Quote, verbatim, all material below, without pictures.
◇ ◇ ◇ ◇
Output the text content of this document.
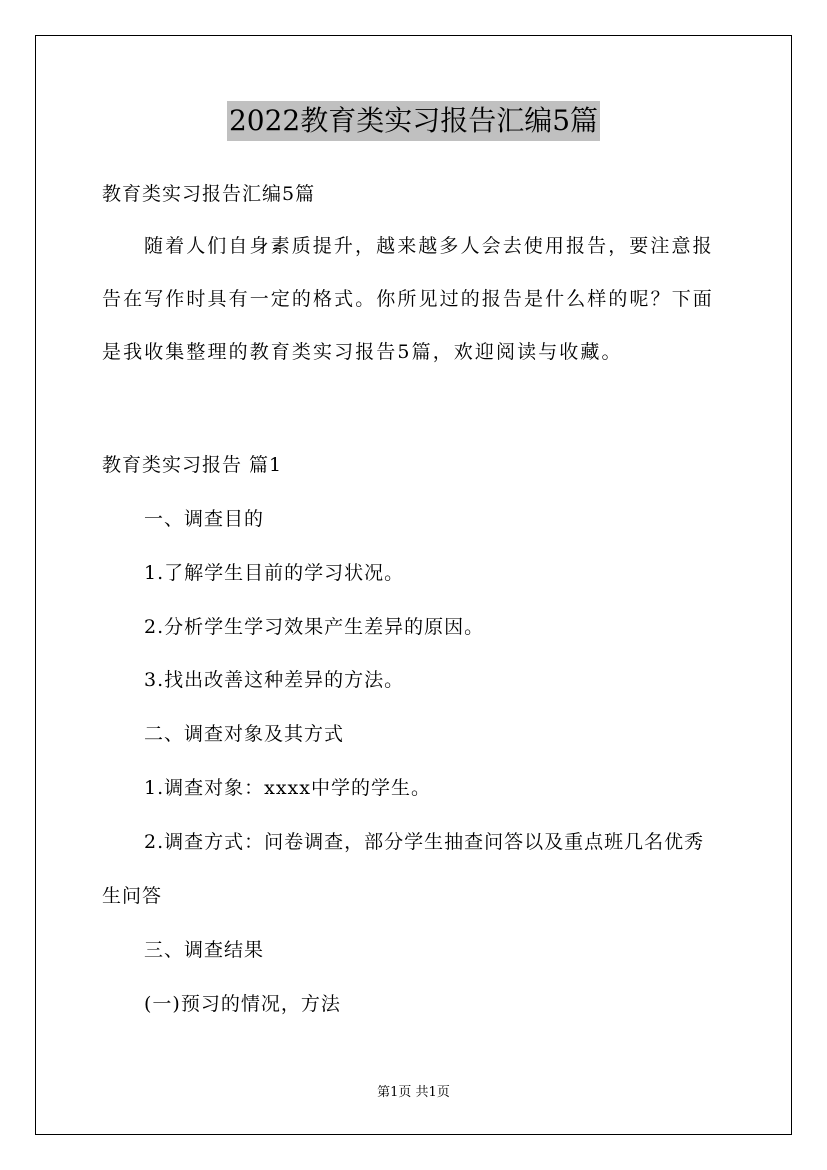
2022教育类实习报告汇编5篇
教育类实习报告汇编5篇
随着人们自身素质提升，越来越多人会去使用报告，要注意报告在写作时具有一定的格式。你所见过的报告是什么样的呢？下面是我收集整理的教育类实习报告5篇，欢迎阅读与收藏。
教育类实习报告 篇1
一、调查目的
1.了解学生目前的学习状况。
2.分析学生学习效果产生差异的原因。
3.找出改善这种差异的方法。
二、调查对象及其方式
1.调查对象：xxxx中学的学生。
2.调查方式：问卷调查，部分学生抽查问答以及重点班几名优秀
生问答
三、调查结果
(一)预习的情况，方法
第1页 共1页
◇ ◇ ◇ ◇
- [EXERCISE RESPONSE]
Output the text content of this document.
2022教育类实习报告汇编5篇
教育类实习报告汇编5篇
随着人们自身素质提升，越来越多人会去使用报告，要注意报告在写作时具有一定的格式。你所见过的报告是什么样的呢？下面是我收集整理的教育类实习报告5篇，欢迎阅读与收藏。
教育类实习报告 篇1
一、调查目的
1.了解学生目前的学习状况。
2.分析学生学习效果产生差异的原因。
3.找出改善这种差异的方法。
二、调查对象及其方式
1.调查对象：xxxx中学的学生。
2.调查方式：问卷调查，部分学生抽查问答以及重点班几名优秀
生问答
三、调查结果
(一)预习的情况，方法
第1页 共1页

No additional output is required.